Objective
Which lines hold the word "name"? Copy each one.

* BEGIN Provided entries *

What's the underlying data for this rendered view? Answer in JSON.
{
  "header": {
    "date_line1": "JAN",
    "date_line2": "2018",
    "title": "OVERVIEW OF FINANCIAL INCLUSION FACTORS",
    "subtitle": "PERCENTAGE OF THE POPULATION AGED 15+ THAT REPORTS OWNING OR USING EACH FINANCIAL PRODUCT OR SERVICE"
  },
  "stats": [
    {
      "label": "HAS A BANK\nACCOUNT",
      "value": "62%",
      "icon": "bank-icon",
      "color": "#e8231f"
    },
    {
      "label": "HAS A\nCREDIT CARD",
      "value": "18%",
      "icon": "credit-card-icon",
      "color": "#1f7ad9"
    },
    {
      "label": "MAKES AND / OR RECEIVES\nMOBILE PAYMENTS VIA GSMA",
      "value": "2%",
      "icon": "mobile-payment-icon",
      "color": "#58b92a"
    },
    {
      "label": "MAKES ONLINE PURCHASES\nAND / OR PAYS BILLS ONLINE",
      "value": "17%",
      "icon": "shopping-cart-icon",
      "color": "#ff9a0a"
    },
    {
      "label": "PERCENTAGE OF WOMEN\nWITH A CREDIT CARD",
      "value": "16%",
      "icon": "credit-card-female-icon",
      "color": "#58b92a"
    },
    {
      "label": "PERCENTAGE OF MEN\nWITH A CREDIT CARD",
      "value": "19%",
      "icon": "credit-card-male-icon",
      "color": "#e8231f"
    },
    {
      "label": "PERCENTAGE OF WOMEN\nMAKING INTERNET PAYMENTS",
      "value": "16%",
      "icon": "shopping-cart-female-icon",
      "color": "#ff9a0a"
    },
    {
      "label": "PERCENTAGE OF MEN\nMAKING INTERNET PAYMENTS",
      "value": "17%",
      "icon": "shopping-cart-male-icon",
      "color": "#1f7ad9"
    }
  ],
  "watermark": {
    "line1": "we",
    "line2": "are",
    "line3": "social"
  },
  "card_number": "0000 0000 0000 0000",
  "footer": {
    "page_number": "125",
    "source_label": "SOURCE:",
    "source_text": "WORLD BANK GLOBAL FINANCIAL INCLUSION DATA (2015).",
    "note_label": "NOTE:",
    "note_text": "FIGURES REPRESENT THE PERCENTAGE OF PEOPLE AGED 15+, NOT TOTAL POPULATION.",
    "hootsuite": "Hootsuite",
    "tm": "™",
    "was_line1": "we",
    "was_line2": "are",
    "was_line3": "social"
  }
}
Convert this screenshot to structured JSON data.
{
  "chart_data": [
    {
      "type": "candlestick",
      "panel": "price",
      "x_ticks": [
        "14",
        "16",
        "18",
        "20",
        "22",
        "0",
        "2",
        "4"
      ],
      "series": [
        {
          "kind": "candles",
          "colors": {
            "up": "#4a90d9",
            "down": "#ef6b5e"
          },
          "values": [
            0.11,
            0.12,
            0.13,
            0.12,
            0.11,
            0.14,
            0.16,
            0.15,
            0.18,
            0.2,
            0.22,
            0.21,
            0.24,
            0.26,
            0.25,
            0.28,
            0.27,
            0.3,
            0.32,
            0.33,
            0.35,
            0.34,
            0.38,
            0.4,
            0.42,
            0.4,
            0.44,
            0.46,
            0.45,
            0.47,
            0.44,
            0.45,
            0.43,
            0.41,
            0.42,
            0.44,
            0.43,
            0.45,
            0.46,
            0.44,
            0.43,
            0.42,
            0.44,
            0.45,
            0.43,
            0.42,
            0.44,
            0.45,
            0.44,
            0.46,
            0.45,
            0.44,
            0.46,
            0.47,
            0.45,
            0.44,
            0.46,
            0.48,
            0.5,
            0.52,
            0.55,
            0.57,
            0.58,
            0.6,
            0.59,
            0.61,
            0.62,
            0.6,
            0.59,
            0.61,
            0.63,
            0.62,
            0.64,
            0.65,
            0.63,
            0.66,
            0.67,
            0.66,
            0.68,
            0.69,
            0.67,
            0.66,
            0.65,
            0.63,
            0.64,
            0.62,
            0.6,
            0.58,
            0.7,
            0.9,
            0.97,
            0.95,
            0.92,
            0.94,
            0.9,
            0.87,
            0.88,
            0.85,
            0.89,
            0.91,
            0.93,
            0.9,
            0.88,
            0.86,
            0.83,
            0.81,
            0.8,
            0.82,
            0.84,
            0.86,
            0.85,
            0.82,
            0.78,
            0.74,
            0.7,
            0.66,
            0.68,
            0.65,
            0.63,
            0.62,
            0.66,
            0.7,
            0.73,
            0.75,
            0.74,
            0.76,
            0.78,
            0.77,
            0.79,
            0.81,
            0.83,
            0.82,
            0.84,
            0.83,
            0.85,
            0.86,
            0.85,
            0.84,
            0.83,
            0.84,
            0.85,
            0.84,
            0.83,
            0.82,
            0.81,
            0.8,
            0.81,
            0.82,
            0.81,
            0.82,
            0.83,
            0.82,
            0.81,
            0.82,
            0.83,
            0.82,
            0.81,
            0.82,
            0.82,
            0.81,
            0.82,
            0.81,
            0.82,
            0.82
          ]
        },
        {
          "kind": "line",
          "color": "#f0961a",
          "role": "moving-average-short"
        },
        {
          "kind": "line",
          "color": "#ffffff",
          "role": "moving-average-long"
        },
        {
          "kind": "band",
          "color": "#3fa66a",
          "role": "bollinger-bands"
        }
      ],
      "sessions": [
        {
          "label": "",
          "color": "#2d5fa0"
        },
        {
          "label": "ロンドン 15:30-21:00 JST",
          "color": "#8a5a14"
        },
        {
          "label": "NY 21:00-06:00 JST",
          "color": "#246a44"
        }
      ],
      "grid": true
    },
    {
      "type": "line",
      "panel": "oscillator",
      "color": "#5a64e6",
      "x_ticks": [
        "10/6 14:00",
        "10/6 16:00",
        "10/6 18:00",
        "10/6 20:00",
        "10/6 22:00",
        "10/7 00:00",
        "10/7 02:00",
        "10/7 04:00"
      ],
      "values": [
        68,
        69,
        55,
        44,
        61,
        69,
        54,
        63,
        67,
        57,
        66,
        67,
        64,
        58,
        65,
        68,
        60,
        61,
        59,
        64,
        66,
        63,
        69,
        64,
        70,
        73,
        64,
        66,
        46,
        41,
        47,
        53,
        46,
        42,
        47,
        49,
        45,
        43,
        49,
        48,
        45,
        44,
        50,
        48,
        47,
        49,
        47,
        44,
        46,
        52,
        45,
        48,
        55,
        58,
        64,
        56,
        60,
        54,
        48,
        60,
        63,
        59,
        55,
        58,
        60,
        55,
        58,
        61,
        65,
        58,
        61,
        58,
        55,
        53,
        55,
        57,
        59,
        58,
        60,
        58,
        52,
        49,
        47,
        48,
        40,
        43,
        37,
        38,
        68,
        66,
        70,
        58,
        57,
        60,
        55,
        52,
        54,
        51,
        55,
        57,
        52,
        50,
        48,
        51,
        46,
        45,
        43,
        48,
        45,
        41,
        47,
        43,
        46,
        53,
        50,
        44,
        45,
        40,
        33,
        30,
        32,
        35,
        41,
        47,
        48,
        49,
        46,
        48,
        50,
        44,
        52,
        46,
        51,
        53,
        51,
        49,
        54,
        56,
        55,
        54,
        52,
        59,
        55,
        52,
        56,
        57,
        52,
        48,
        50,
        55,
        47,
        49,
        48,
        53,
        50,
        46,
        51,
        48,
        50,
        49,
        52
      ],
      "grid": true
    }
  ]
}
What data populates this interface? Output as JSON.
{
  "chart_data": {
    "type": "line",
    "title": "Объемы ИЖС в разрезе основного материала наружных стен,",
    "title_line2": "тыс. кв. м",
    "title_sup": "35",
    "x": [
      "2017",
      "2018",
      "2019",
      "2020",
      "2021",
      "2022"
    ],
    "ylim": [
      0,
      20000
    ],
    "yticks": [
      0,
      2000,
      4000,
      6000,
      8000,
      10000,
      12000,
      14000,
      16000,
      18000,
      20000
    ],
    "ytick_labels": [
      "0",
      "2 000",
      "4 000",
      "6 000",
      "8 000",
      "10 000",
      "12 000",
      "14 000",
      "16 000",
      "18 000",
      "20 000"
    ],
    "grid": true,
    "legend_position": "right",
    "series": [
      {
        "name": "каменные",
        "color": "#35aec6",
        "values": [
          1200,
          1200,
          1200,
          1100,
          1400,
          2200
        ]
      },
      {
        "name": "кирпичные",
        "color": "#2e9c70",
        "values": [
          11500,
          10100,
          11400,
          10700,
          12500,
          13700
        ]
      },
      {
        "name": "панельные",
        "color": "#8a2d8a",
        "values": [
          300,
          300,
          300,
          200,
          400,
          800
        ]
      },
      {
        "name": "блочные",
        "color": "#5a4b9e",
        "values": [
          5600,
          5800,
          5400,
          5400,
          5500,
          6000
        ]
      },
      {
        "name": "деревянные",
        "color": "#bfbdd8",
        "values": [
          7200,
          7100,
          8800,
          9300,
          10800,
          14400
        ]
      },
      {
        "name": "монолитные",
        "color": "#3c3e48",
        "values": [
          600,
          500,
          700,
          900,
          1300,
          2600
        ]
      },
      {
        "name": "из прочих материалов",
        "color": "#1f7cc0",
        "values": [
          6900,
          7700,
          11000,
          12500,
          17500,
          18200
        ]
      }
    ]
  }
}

* END Provided entries *

Solution for this exercise
        "name": "каменные",
        "name": "кирпичные",
        "name": "панельные",
        "name": "блочные",
        "name": "деревянные",
        "name": "монолитные",
        "name": "из прочих материалов",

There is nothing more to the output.